Dataset records
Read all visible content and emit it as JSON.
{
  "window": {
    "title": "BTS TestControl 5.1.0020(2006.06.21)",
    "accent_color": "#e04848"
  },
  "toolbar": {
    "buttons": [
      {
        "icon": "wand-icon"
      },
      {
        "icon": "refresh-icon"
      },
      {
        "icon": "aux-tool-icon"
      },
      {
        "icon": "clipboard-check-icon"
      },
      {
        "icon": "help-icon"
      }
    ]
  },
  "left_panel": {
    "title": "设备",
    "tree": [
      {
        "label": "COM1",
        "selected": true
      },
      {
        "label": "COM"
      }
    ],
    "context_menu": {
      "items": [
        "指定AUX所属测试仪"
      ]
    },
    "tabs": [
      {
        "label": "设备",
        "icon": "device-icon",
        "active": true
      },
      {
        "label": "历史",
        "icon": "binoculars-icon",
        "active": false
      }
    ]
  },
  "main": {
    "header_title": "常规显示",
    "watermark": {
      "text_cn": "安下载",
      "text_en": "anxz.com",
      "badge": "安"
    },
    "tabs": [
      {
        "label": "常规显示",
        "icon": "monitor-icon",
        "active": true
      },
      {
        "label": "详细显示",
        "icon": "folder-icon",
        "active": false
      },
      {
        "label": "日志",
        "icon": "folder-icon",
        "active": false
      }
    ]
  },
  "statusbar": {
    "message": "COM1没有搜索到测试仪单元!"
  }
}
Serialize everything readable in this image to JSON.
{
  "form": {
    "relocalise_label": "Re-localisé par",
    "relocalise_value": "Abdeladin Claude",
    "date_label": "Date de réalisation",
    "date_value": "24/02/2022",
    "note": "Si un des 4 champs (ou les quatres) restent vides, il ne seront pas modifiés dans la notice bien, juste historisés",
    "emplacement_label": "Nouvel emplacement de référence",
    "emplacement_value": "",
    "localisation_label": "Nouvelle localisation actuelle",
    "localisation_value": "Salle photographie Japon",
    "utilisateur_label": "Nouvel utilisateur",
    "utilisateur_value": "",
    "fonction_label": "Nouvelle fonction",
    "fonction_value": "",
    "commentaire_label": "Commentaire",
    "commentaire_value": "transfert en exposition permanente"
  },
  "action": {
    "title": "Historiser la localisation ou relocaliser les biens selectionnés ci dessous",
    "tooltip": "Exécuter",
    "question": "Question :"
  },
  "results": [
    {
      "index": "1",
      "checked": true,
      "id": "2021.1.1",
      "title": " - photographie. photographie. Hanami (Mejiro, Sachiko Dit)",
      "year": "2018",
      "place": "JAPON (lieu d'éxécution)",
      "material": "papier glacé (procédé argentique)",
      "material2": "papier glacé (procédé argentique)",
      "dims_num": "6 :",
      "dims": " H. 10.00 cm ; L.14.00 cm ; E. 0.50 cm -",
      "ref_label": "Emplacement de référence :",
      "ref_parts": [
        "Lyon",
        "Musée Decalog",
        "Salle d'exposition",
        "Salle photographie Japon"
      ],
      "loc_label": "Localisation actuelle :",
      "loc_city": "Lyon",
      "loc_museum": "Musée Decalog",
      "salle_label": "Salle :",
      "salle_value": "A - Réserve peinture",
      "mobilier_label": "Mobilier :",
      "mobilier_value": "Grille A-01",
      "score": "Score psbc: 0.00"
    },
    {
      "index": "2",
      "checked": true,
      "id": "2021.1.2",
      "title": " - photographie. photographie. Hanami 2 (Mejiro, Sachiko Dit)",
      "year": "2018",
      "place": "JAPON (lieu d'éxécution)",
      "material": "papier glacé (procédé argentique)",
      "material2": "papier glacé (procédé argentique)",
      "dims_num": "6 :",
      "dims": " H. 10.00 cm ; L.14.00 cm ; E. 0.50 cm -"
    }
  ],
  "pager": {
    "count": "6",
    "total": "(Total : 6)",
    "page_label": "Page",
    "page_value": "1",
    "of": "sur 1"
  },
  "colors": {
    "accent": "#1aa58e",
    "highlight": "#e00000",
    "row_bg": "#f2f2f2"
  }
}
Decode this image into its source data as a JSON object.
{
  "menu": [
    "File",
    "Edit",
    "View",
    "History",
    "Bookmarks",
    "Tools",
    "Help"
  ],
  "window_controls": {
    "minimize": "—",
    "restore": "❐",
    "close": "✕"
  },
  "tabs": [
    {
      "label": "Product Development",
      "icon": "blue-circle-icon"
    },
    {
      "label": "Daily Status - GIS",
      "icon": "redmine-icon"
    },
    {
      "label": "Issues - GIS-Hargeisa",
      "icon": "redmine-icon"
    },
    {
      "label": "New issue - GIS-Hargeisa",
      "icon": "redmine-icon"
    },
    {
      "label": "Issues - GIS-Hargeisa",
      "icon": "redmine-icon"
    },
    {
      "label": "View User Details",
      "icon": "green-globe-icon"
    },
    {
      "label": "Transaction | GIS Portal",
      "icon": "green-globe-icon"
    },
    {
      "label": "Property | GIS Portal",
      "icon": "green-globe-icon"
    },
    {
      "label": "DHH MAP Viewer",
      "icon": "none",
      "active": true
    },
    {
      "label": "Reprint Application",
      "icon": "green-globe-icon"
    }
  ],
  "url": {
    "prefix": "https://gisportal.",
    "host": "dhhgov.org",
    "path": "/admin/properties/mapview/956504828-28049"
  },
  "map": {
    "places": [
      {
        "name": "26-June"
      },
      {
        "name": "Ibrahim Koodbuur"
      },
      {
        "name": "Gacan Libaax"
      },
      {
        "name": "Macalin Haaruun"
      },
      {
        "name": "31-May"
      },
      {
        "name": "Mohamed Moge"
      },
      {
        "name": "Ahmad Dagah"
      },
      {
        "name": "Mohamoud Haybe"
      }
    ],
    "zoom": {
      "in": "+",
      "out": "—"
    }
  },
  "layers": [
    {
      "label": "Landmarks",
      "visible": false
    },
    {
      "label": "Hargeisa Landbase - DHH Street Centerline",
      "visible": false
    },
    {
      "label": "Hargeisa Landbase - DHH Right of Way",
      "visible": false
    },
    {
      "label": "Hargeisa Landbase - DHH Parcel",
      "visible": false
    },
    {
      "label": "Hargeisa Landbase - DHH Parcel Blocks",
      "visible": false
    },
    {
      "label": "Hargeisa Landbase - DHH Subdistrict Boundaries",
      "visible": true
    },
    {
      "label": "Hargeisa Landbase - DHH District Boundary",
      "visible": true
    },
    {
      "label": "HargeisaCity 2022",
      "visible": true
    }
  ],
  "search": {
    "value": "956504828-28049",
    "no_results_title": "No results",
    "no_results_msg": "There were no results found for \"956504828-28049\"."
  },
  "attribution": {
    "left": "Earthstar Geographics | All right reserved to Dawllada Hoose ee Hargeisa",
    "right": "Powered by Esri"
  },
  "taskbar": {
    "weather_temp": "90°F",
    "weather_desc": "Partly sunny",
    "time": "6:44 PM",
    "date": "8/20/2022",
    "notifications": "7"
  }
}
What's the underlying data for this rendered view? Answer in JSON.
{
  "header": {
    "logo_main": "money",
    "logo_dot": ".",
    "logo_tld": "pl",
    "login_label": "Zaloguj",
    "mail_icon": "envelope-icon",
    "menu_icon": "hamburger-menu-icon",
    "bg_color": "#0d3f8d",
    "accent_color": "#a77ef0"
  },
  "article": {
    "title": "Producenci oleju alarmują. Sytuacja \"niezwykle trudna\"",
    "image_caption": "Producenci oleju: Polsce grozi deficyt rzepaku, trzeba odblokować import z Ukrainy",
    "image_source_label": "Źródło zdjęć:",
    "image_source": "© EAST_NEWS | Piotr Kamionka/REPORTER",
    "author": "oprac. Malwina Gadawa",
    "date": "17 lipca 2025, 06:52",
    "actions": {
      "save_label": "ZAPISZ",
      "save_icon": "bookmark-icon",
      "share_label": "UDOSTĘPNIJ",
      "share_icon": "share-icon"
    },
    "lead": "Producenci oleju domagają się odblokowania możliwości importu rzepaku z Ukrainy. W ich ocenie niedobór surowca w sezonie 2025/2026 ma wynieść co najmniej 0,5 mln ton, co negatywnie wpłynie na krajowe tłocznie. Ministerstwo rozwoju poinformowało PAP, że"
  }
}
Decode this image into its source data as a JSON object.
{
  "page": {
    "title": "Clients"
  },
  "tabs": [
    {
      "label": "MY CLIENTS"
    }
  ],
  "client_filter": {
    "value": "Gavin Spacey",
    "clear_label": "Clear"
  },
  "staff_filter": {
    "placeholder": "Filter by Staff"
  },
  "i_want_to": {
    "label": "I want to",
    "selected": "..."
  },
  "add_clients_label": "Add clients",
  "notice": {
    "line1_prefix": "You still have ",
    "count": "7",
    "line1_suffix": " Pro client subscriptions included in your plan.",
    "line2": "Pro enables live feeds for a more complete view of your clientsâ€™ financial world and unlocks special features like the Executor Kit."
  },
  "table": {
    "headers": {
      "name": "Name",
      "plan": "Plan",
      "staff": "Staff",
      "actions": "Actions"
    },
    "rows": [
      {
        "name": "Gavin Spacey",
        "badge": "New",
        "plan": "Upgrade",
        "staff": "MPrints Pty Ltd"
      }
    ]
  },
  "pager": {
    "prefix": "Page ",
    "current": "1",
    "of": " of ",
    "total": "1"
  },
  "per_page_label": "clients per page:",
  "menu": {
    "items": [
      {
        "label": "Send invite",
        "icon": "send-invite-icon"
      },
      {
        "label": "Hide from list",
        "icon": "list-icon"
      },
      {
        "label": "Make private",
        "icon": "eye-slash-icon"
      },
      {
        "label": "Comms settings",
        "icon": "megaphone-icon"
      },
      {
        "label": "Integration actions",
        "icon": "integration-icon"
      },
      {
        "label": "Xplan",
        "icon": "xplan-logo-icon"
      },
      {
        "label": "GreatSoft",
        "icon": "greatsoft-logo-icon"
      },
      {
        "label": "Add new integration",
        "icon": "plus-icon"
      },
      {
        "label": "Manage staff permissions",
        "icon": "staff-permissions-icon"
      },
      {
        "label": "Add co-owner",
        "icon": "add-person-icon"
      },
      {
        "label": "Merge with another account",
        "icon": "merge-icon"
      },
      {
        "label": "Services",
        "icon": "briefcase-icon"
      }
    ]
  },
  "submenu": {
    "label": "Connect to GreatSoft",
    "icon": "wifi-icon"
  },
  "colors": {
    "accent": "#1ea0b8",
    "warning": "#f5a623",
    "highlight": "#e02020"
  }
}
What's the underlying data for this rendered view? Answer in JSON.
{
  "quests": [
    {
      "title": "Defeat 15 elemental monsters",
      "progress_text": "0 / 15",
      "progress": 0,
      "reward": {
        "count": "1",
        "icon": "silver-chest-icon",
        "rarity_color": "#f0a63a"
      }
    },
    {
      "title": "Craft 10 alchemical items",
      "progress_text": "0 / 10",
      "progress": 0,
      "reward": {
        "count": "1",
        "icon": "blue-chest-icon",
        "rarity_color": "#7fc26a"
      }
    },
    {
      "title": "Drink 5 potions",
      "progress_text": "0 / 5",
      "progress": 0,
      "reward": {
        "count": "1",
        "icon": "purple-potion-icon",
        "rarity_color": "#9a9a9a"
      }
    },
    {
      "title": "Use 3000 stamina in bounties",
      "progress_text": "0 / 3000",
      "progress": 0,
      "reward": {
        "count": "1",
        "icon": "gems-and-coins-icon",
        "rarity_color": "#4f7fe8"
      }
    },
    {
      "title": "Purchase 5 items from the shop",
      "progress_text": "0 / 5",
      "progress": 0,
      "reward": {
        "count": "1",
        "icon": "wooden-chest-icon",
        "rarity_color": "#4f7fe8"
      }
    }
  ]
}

Brief
Look through the material and copy each line that has "oleju".

Full answer
    "title": "Producenci oleju alarmują. Sytuacja \"niezwykle trudna\"",
    "image_caption": "Producenci oleju: Polsce grozi deficyt rzepaku, trzeba odblokować import z Ukrainy",
    "lead": "Producenci oleju domagają się odblokowania możliwości importu rzepaku z Ukrainy. W ich ocenie niedobór surowca w sezonie 2025/2026 ma wynieść co najmniej 0,5 mln ton, co negatywnie wpłynie na krajowe tłocznie. Ministerstwo rozwoju poinformowało PAP, że"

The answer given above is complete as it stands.